PAGE TEXT.
● ● ● ●

The repeated always ludicrous attempts to be PC and secularize Christmas ostensibly to make it appealing for folks of all faiths appears to have come full circle. Since the tree only has real significance to Christians or retro Druids (and not to the exclusion of other religious holidays) it seems a poor attempt at appeasement and really nothing more than politicians burning their candles at both ends. A tree by any other name just won’t get it done… just ask the aforementioned Kentucky Governor Beshear. Perhaps we can follow the counsel of Thomas Lindaman of and rename the tree the “Tap Dancing Monkey Drunk on Eggnog Tree.” OK, probably not, but point made. Maybe we should focus on how the tree is ultimately used?

In 2007 the City of Glasgow, Scotland converted their 60 foot George Square Christmas Tree into what they call the Bullwood Caber [24’10’- 280lbs (not 600lbs)] which was presented to New York State and appropriately marched up 6th Ave (The Avenue of The Americas) during the 2008 and 2009 New York City Parade of Tartans by the spirited Tartan Army (fans of the Scottish National Football Team). It sure is pretty though has been relegated to ceremonial status as no mortal could ever turn it. The Bullwood Caber was given into the care of the great and legendary Clan McDuff and is appropriately housed at The Roslyn Presbyterian Church in Roslyn, NY. We are assured that the Keith Clan’s Alexander Marshall and Milady Susan were nearby.

● ● ● ●

DIRECTIVE A.
Answer these questions about the Christmas tree piece:
(i) What name for the tree does the text credit to the counsel of Thomas Lindaman?
(ii) What did the City of Glasgow convert its George Square Christmas Tree into in 2007?
(iii) Where is the Bullwood Caber housed?

GIVEN RECORDS.
● ● ● ●

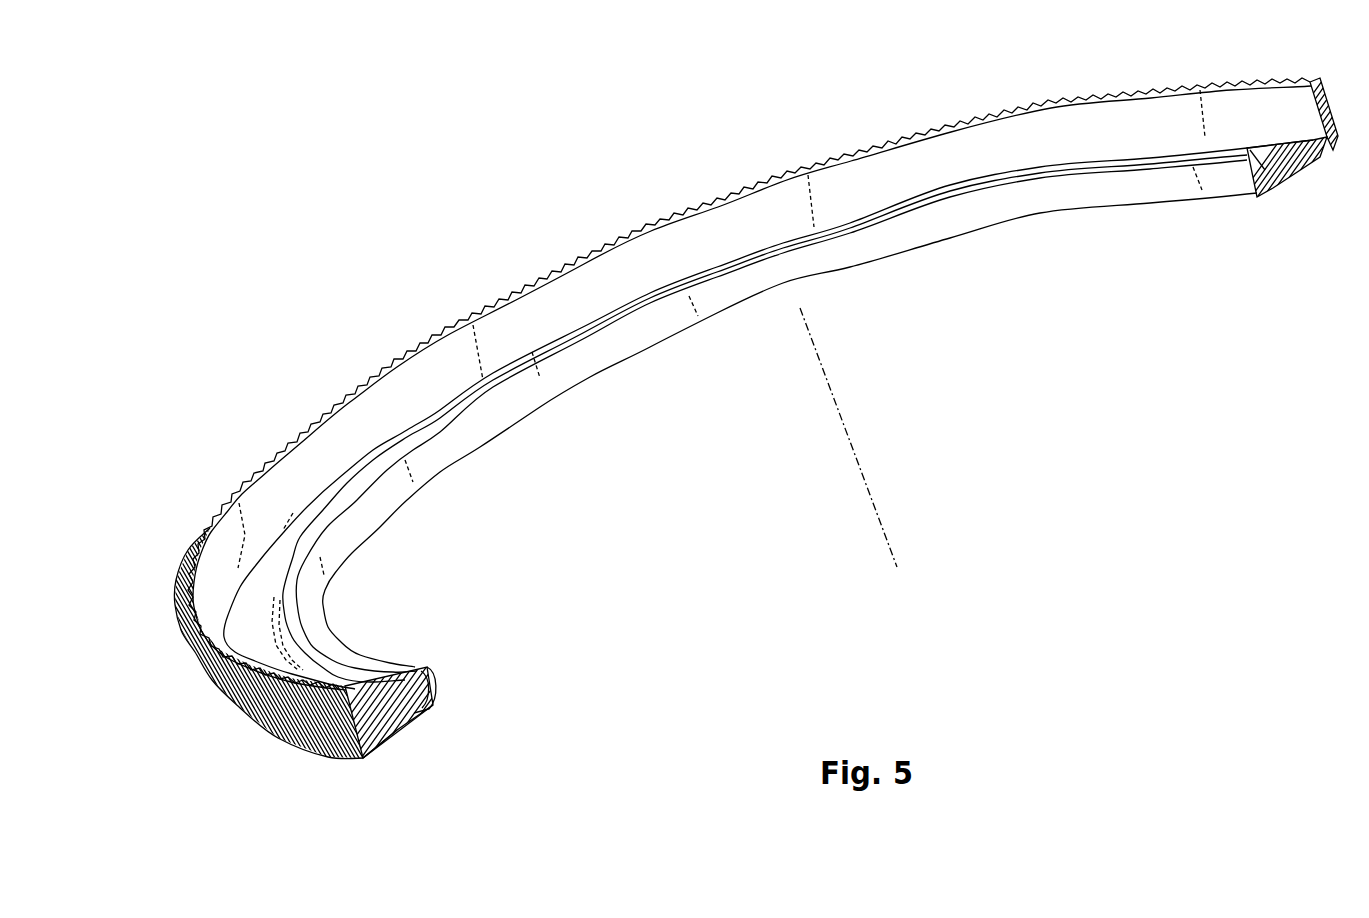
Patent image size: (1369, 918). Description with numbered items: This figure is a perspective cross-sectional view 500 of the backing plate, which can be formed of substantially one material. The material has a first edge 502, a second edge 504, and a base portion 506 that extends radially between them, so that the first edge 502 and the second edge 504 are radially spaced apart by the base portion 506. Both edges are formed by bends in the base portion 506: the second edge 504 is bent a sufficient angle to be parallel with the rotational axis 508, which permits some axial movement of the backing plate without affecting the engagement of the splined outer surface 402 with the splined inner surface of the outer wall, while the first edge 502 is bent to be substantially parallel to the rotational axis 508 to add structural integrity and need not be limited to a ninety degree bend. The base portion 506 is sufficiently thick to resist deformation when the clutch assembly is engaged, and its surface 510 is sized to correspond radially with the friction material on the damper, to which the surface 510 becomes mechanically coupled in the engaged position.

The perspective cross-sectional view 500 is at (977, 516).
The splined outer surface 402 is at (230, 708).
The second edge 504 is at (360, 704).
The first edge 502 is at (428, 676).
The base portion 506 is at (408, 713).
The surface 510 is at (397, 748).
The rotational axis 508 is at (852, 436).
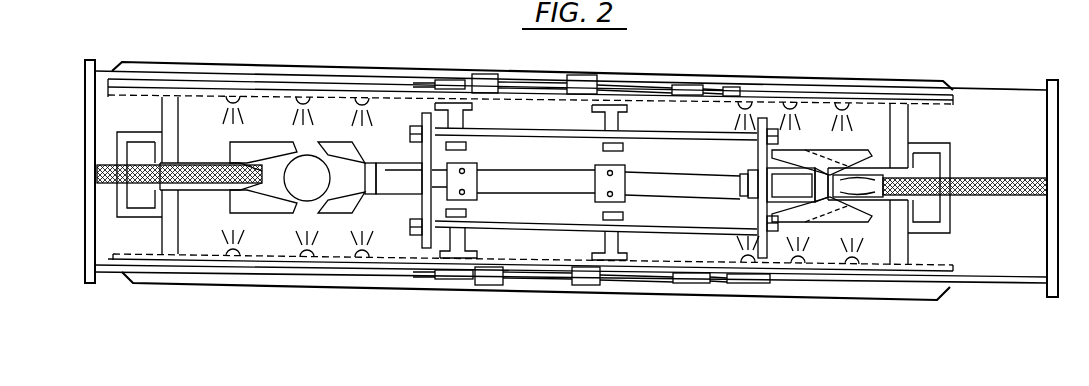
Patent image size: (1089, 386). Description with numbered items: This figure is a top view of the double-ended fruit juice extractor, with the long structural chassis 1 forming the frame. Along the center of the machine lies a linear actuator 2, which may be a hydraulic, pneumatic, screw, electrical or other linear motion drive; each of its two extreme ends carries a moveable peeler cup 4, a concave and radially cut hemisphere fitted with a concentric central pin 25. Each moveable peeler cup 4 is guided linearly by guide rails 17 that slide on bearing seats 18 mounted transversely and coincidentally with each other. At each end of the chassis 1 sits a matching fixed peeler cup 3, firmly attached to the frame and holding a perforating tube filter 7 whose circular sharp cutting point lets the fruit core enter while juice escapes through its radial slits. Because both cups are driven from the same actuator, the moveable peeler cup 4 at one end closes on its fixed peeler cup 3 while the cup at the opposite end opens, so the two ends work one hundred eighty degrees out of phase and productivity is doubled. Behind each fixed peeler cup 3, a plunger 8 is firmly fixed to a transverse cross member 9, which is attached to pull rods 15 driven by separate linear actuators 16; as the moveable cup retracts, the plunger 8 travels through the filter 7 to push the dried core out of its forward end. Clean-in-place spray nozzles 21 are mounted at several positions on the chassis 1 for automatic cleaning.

● ● ● ●

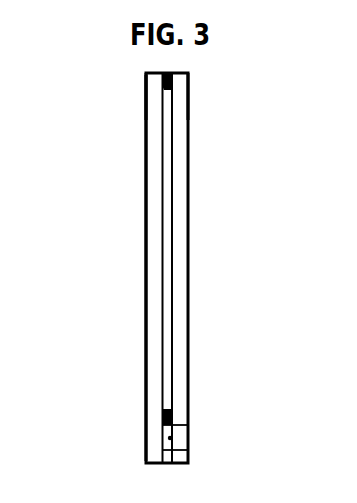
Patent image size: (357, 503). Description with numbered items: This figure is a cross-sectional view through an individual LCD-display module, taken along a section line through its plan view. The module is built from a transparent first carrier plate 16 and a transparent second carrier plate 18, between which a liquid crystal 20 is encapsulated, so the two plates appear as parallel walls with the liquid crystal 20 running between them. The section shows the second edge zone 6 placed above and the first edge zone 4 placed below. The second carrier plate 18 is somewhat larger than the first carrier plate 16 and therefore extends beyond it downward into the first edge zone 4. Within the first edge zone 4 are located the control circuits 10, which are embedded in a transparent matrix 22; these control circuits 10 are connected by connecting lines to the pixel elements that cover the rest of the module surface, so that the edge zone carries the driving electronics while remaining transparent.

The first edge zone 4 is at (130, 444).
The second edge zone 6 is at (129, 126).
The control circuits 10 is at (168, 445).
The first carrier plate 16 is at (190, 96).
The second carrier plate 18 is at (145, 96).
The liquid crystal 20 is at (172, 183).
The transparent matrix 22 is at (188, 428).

● ● ● ●

DIRECTIVE B.
Arrange the entries as a two-column CSV with the columns description and locations, one row per entry. Include only the entries starting at the line that contains "Patent image size: (1369, 918)." and ending at the line that contains "The rotational axis 508 is at (852, 436).". Put each value in a single quoted field and replace line breaks with spaces.

REPLY A.
(i) The "Tap Dancing Monkey Drunk on Eggnog Tree."
(ii) The Bullwood Caber.
(iii) At The Roslyn Presbyterian Church in Roslyn, NY.

REPLY B.
description,locations
"Patent image size: (1369, 918). Description with numbered items: This figure is a perspective cross-sectional view 500 of the backing plate, which can be formed of substantially one material. The material has a first edge 502, a second edge 504, and a base portion 506 that extends radially between them, so that the first edge 502 and the second edge 504 are radially spaced apart by the base portion 506. Both edges are formed by bends in the base portion 506: the second edge 504 is bent a sufficient angle to be parallel with the rotational axis 508, which permits some axial movement of the backing plate without affecting the engagement of the splined outer surface 402 with the splined inner surface of the outer wall, while the first edge 502 is bent to be substantially parallel to the rotational axis 508 to add structural integrity and need not be limited to a ninety degree bend. The base portion 506 is sufficiently thick to resist deformation when the clutch assembly is engaged, and its surface 510 is sized to correspond radially with the friction material on the damper, to which the surface 510 becomes mechanically coupled in the engaged position.","The perspective cross-sectional view 500 is at (977, 516). The splined outer surface 402 is at (230, 708). The second edge 504 is at (360, 704). The first edge 502 is at (428, 676). The base portion 506 is at (408, 713). The surface 510 is at (397, 748). The rotational axis 508 is at (852, 436)."